* [Exercise directions]: Return the whole listing, line for line, without the pictures in it.

A run of records
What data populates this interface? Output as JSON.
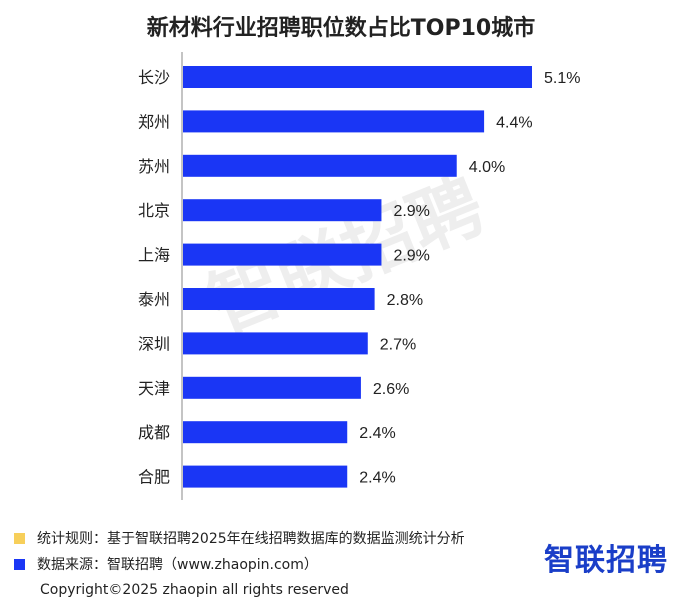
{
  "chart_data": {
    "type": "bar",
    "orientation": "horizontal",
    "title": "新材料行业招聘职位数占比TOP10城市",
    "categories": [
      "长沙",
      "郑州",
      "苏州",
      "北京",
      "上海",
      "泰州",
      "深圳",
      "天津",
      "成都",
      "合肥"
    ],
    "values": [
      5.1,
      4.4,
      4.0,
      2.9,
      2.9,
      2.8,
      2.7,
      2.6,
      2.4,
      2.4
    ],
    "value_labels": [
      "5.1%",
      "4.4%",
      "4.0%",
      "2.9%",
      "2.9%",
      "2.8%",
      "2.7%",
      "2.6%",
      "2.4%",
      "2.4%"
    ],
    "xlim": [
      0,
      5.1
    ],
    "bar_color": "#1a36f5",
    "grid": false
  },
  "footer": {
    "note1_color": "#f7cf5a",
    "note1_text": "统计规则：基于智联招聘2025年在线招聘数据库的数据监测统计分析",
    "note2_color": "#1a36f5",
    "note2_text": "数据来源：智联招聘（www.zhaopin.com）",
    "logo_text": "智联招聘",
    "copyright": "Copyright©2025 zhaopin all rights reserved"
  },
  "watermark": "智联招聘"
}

* [Result of this task]:
What data populates this interface? Output as JSON.
{
  "chart_data": {
    "type": "bar",
    "orientation": "horizontal",
    "title": "新材料行业招聘职位数占比TOP10城市",
    "categories": [
      "长沙",
      "郑州",
      "苏州",
      "北京",
      "上海",
      "泰州",
      "深圳",
      "天津",
      "成都",
      "合肥"
    ],
    "values": [
      5.1,
      4.4,
      4.0,
      2.9,
      2.9,
      2.8,
      2.7,
      2.6,
      2.4,
      2.4
    ],
    "value_labels": [
      "5.1%",
      "4.4%",
      "4.0%",
      "2.9%",
      "2.9%",
      "2.8%",
      "2.7%",
      "2.6%",
      "2.4%",
      "2.4%"
    ],
    "xlim": [
      0,
      5.1
    ],
    "bar_color": "#1a36f5",
    "grid": false
  },
  "footer": {
    "note1_color": "#f7cf5a",
    "note1_text": "统计规则：基于智联招聘2025年在线招聘数据库的数据监测统计分析",
    "note2_color": "#1a36f5",
    "note2_text": "数据来源：智联招聘（www.zhaopin.com）",
    "logo_text": "智联招聘",
    "copyright": "Copyright©2025 zhaopin all rights reserved"
  },
  "watermark": "智联招聘"
}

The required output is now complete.